In the listing below, count the lines containing the string "poached" and state only the number.

MATERIAL FOR THIS TASK

━━━

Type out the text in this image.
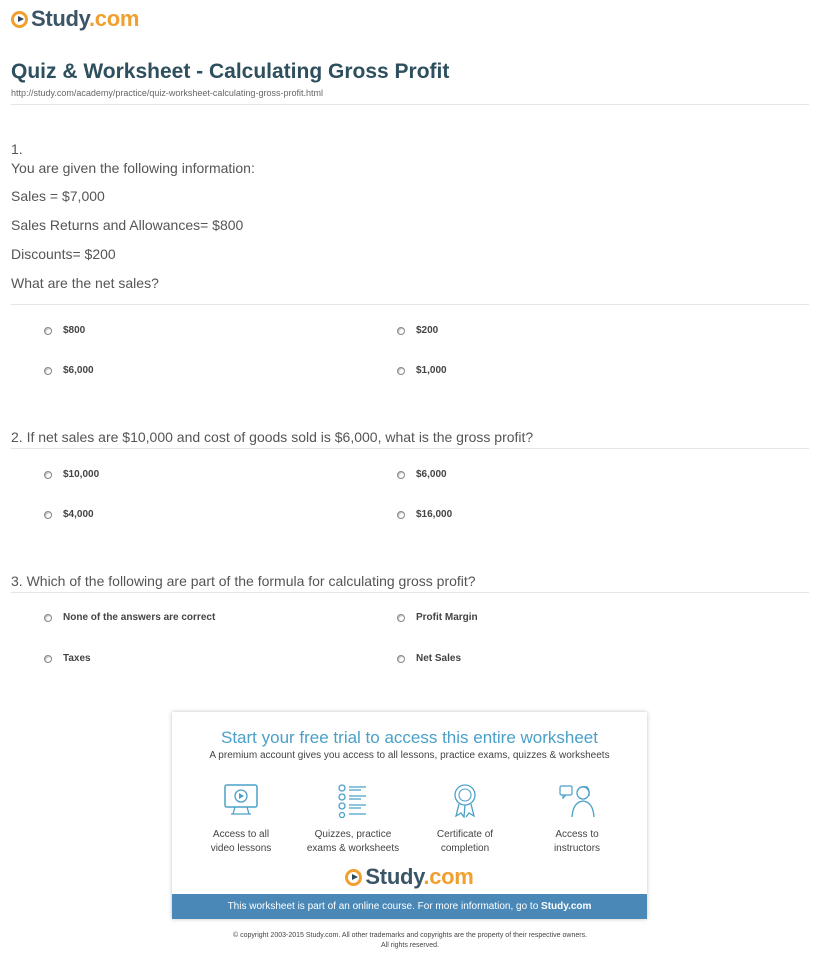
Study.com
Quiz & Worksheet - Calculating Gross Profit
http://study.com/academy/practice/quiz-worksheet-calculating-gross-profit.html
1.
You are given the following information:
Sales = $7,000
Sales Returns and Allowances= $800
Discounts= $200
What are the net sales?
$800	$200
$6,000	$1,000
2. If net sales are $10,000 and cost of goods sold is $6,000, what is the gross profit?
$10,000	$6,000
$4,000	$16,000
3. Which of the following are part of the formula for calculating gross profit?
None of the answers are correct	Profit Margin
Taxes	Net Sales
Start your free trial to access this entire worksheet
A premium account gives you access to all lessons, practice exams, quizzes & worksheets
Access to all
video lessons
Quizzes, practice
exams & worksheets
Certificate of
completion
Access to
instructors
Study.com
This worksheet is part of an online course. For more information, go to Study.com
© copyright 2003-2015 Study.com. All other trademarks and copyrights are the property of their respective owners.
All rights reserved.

━━━

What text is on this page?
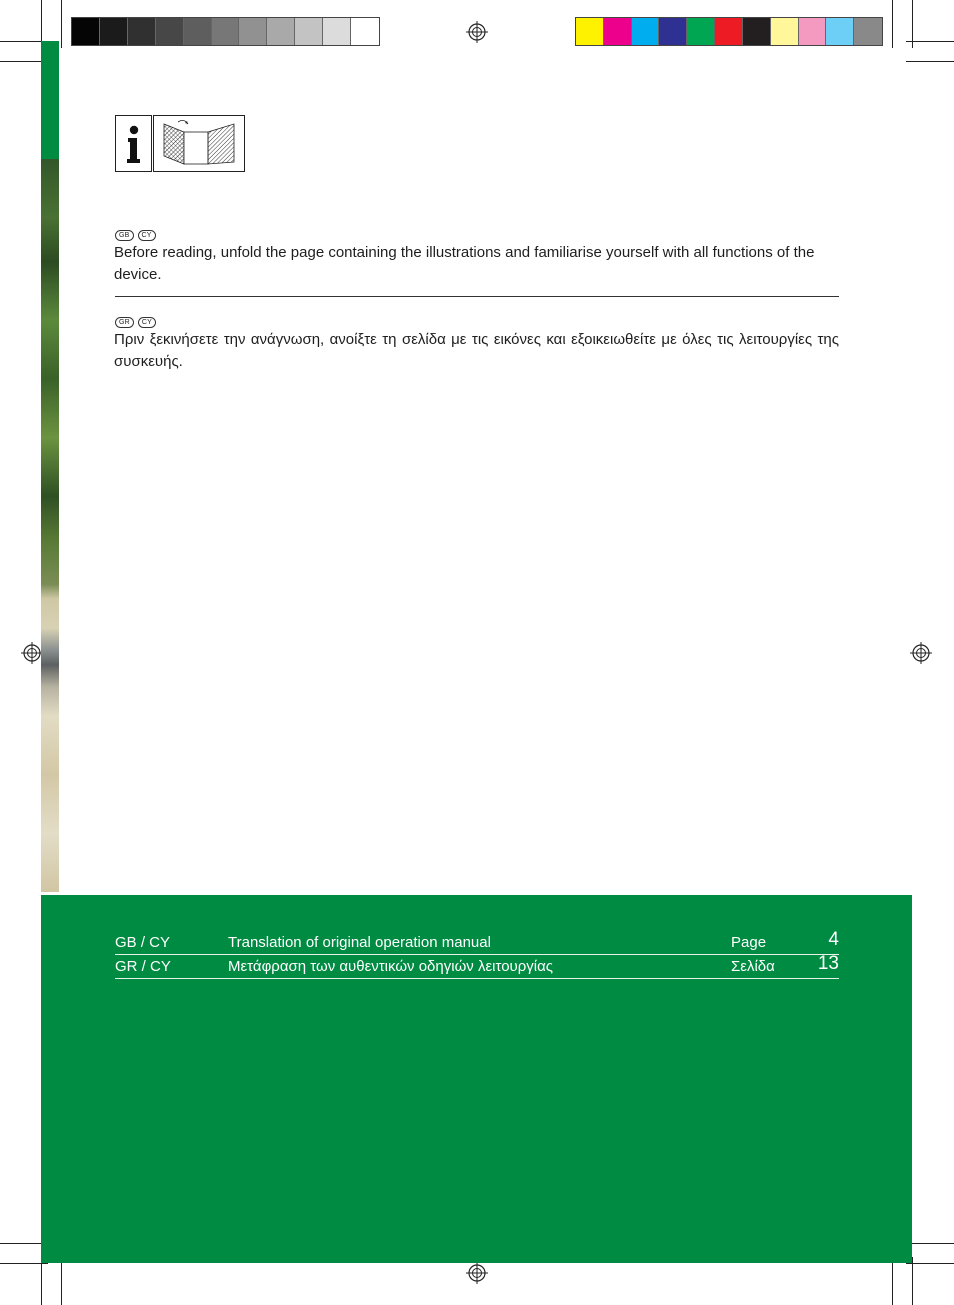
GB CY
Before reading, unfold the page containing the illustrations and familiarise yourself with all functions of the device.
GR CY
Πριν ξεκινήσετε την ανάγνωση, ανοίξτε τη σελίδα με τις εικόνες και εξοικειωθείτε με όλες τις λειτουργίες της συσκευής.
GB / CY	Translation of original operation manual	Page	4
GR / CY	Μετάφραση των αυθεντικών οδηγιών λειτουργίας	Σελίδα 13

━━━

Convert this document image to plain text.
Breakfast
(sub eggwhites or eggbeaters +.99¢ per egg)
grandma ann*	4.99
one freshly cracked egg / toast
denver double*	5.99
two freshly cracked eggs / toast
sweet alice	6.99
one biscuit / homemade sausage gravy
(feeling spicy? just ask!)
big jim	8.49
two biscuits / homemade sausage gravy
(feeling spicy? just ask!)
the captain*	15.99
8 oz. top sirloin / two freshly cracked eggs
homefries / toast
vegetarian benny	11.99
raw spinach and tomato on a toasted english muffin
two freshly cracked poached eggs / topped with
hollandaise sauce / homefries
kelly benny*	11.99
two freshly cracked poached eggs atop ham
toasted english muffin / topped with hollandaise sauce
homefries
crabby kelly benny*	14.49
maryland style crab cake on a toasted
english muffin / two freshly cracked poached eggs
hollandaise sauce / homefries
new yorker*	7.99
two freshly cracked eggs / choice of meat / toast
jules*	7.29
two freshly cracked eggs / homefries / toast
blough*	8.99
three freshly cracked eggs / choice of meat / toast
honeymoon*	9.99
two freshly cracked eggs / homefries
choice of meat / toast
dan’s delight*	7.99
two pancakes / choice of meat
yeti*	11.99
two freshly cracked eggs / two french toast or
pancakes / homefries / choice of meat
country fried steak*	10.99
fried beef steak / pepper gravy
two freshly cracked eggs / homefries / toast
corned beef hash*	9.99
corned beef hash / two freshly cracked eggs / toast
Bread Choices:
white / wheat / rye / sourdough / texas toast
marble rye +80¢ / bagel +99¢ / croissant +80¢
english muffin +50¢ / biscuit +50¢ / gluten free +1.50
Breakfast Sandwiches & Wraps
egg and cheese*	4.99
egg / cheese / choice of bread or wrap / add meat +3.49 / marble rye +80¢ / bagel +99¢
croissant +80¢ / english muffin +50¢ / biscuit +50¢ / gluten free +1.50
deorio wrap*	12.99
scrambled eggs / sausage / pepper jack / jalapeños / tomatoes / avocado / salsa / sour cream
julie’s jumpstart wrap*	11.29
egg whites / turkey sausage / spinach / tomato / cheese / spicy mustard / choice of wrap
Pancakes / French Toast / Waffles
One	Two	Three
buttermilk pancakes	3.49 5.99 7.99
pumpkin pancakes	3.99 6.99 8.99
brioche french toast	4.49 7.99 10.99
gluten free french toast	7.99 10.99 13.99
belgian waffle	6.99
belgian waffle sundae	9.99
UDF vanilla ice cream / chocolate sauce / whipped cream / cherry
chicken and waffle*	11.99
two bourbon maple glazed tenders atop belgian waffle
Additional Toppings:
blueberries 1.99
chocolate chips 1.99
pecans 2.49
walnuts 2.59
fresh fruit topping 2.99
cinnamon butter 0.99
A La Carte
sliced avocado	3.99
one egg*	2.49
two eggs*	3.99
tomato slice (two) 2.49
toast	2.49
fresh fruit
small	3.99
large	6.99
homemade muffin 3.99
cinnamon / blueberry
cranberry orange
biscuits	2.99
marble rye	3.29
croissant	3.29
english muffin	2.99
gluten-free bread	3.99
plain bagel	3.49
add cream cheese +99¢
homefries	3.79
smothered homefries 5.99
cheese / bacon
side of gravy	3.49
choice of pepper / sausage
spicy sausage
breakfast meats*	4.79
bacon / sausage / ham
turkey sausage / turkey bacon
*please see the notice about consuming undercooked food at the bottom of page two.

━━━

ANSWER FOR THIS EXERCISE
3